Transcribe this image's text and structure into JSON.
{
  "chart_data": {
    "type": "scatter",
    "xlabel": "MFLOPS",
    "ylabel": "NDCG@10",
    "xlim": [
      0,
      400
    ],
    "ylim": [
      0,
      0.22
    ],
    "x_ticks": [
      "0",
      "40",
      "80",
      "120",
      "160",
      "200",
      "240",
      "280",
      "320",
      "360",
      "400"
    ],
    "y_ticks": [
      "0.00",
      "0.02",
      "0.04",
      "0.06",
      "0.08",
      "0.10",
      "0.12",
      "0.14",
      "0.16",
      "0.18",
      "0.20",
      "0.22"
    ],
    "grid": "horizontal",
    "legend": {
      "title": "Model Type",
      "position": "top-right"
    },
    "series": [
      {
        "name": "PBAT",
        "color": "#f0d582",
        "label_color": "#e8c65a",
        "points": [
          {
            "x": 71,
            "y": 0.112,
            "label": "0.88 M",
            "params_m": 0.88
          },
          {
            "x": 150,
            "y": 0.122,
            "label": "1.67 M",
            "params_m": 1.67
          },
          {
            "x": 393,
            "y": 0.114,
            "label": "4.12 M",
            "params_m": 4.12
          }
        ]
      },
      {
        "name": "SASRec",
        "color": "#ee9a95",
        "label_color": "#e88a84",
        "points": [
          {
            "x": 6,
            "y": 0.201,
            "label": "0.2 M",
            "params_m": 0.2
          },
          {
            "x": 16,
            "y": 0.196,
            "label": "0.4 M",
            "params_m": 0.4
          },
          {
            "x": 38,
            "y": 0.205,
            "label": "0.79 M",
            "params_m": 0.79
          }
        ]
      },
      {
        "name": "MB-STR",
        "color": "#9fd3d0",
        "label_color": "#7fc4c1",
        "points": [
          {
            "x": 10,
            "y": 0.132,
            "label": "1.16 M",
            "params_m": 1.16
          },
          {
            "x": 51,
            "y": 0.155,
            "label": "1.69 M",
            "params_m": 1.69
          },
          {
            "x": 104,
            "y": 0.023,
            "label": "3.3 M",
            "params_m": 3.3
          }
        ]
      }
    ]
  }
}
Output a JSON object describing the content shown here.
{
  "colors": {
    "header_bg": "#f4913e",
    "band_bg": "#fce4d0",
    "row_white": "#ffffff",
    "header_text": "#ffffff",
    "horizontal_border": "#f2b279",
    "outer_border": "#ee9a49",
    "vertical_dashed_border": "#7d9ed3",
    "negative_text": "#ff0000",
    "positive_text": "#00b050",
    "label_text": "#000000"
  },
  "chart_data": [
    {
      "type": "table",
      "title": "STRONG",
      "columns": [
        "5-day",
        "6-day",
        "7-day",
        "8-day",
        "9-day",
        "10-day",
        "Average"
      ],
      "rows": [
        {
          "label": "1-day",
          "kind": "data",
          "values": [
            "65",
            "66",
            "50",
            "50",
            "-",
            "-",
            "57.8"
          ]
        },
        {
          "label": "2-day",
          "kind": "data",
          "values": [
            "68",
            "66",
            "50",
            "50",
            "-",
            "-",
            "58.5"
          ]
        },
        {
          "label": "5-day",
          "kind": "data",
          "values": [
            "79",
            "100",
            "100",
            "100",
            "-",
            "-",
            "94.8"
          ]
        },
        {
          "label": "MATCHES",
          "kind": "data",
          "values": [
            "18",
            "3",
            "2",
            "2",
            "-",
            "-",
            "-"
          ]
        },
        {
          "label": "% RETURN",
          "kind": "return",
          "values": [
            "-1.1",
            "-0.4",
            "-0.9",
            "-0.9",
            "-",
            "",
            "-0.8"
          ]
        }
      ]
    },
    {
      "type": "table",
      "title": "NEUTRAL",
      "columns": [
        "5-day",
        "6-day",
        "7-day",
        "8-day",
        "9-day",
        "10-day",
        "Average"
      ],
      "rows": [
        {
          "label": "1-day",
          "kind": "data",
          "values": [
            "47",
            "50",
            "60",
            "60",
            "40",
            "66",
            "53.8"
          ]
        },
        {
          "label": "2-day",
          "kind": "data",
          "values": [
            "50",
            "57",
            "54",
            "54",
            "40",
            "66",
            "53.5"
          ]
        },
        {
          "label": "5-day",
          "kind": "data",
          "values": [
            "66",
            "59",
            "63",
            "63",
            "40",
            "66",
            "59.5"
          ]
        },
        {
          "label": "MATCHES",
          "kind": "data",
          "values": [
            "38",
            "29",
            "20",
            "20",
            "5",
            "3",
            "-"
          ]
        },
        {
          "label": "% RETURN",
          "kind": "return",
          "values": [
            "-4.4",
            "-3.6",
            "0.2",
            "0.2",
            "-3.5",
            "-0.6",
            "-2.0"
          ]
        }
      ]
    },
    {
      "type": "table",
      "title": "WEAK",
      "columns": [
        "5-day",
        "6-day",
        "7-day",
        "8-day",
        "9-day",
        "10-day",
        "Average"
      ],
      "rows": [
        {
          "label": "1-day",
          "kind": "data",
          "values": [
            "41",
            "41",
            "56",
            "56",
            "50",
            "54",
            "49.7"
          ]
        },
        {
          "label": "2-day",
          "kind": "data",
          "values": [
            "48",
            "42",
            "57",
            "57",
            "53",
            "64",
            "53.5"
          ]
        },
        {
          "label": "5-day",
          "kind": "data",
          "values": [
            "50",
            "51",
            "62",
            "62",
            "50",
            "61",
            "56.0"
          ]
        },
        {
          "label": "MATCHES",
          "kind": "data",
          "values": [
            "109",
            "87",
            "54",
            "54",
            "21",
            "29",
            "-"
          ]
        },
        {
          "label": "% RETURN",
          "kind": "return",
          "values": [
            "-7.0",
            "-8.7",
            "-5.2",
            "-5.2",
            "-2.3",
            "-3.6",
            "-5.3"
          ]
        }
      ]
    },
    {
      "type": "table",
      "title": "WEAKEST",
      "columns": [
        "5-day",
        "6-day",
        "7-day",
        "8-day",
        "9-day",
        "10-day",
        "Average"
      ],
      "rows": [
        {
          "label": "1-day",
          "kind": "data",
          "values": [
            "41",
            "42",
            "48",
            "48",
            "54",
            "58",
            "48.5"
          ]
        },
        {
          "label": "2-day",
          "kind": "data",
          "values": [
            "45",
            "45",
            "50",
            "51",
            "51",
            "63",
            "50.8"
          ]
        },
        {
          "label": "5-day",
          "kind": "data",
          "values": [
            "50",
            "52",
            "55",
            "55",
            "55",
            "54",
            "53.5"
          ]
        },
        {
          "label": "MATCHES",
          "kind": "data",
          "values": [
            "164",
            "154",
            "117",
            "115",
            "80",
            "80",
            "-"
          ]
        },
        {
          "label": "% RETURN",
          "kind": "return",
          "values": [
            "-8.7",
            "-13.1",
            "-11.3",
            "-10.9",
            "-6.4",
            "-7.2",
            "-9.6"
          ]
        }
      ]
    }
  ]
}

WHAT NEEDS TO BE DONE. Each entry is to be returned in full, character for character.

RESULT.
Transcribe this image's text and structure into JSON.
{
  "chart_data": {
    "type": "scatter",
    "xlabel": "MFLOPS",
    "ylabel": "NDCG@10",
    "xlim": [
      0,
      400
    ],
    "ylim": [
      0,
      0.22
    ],
    "x_ticks": [
      "0",
      "40",
      "80",
      "120",
      "160",
      "200",
      "240",
      "280",
      "320",
      "360",
      "400"
    ],
    "y_ticks": [
      "0.00",
      "0.02",
      "0.04",
      "0.06",
      "0.08",
      "0.10",
      "0.12",
      "0.14",
      "0.16",
      "0.18",
      "0.20",
      "0.22"
    ],
    "grid": "horizontal",
    "legend": {
      "title": "Model Type",
      "position": "top-right"
    },
    "series": [
      {
        "name": "PBAT",
        "color": "#f0d582",
        "label_color": "#e8c65a",
        "points": [
          {
            "x": 71,
            "y": 0.112,
            "label": "0.88 M",
            "params_m": 0.88
          },
          {
            "x": 150,
            "y": 0.122,
            "label": "1.67 M",
            "params_m": 1.67
          },
          {
            "x": 393,
            "y": 0.114,
            "label": "4.12 M",
            "params_m": 4.12
          }
        ]
      },
      {
        "name": "SASRec",
        "color": "#ee9a95",
        "label_color": "#e88a84",
        "points": [
          {
            "x": 6,
            "y": 0.201,
            "label": "0.2 M",
            "params_m": 0.2
          },
          {
            "x": 16,
            "y": 0.196,
            "label": "0.4 M",
            "params_m": 0.4
          },
          {
            "x": 38,
            "y": 0.205,
            "label": "0.79 M",
            "params_m": 0.79
          }
        ]
      },
      {
        "name": "MB-STR",
        "color": "#9fd3d0",
        "label_color": "#7fc4c1",
        "points": [
          {
            "x": 10,
            "y": 0.132,
            "label": "1.16 M",
            "params_m": 1.16
          },
          {
            "x": 51,
            "y": 0.155,
            "label": "1.69 M",
            "params_m": 1.69
          },
          {
            "x": 104,
            "y": 0.023,
            "label": "3.3 M",
            "params_m": 3.3
          }
        ]
      }
    ]
  }
}
Output a JSON object describing the content shown here.
{
  "colors": {
    "header_bg": "#f4913e",
    "band_bg": "#fce4d0",
    "row_white": "#ffffff",
    "header_text": "#ffffff",
    "horizontal_border": "#f2b279",
    "outer_border": "#ee9a49",
    "vertical_dashed_border": "#7d9ed3",
    "negative_text": "#ff0000",
    "positive_text": "#00b050",
    "label_text": "#000000"
  },
  "chart_data": [
    {
      "type": "table",
      "title": "STRONG",
      "columns": [
        "5-day",
        "6-day",
        "7-day",
        "8-day",
        "9-day",
        "10-day",
        "Average"
      ],
      "rows": [
        {
          "label": "1-day",
          "kind": "data",
          "values": [
            "65",
            "66",
            "50",
            "50",
            "-",
            "-",
            "57.8"
          ]
        },
        {
          "label": "2-day",
          "kind": "data",
          "values": [
            "68",
            "66",
            "50",
            "50",
            "-",
            "-",
            "58.5"
          ]
        },
        {
          "label": "5-day",
          "kind": "data",
          "values": [
            "79",
            "100",
            "100",
            "100",
            "-",
            "-",
            "94.8"
          ]
        },
        {
          "label": "MATCHES",
          "kind": "data",
          "values": [
            "18",
            "3",
            "2",
            "2",
            "-",
            "-",
            "-"
          ]
        },
        {
          "label": "% RETURN",
          "kind": "return",
          "values": [
            "-1.1",
            "-0.4",
            "-0.9",
            "-0.9",
            "-",
            "",
            "-0.8"
          ]
        }
      ]
    },
    {
      "type": "table",
      "title": "NEUTRAL",
      "columns": [
        "5-day",
        "6-day",
        "7-day",
        "8-day",
        "9-day",
        "10-day",
        "Average"
      ],
      "rows": [
        {
          "label": "1-day",
          "kind": "data",
          "values": [
            "47",
            "50",
            "60",
            "60",
            "40",
            "66",
            "53.8"
          ]
        },
        {
          "label": "2-day",
          "kind": "data",
          "values": [
            "50",
            "57",
            "54",
            "54",
            "40",
            "66",
            "53.5"
          ]
        },
        {
          "label": "5-day",
          "kind": "data",
          "values": [
            "66",
            "59",
            "63",
            "63",
            "40",
            "66",
            "59.5"
          ]
        },
        {
          "label": "MATCHES",
          "kind": "data",
          "values": [
            "38",
            "29",
            "20",
            "20",
            "5",
            "3",
            "-"
          ]
        },
        {
          "label": "% RETURN",
          "kind": "return",
          "values": [
            "-4.4",
            "-3.6",
            "0.2",
            "0.2",
            "-3.5",
            "-0.6",
            "-2.0"
          ]
        }
      ]
    },
    {
      "type": "table",
      "title": "WEAK",
      "columns": [
        "5-day",
        "6-day",
        "7-day",
        "8-day",
        "9-day",
        "10-day",
        "Average"
      ],
      "rows": [
        {
          "label": "1-day",
          "kind": "data",
          "values": [
            "41",
            "41",
            "56",
            "56",
            "50",
            "54",
            "49.7"
          ]
        },
        {
          "label": "2-day",
          "kind": "data",
          "values": [
            "48",
            "42",
            "57",
            "57",
            "53",
            "64",
            "53.5"
          ]
        },
        {
          "label": "5-day",
          "kind": "data",
          "values": [
            "50",
            "51",
            "62",
            "62",
            "50",
            "61",
            "56.0"
          ]
        },
        {
          "label": "MATCHES",
          "kind": "data",
          "values": [
            "109",
            "87",
            "54",
            "54",
            "21",
            "29",
            "-"
          ]
        },
        {
          "label": "% RETURN",
          "kind": "return",
          "values": [
            "-7.0",
            "-8.7",
            "-5.2",
            "-5.2",
            "-2.3",
            "-3.6",
            "-5.3"
          ]
        }
      ]
    },
    {
      "type": "table",
      "title": "WEAKEST",
      "columns": [
        "5-day",
        "6-day",
        "7-day",
        "8-day",
        "9-day",
        "10-day",
        "Average"
      ],
      "rows": [
        {
          "label": "1-day",
          "kind": "data",
          "values": [
            "41",
            "42",
            "48",
            "48",
            "54",
            "58",
            "48.5"
          ]
        },
        {
          "label": "2-day",
          "kind": "data",
          "values": [
            "45",
            "45",
            "50",
            "51",
            "51",
            "63",
            "50.8"
          ]
        },
        {
          "label": "5-day",
          "kind": "data",
          "values": [
            "50",
            "52",
            "55",
            "55",
            "55",
            "54",
            "53.5"
          ]
        },
        {
          "label": "MATCHES",
          "kind": "data",
          "values": [
            "164",
            "154",
            "117",
            "115",
            "80",
            "80",
            "-"
          ]
        },
        {
          "label": "% RETURN",
          "kind": "return",
          "values": [
            "-8.7",
            "-13.1",
            "-11.3",
            "-10.9",
            "-6.4",
            "-7.2",
            "-9.6"
          ]
        }
      ]
    }
  ]
}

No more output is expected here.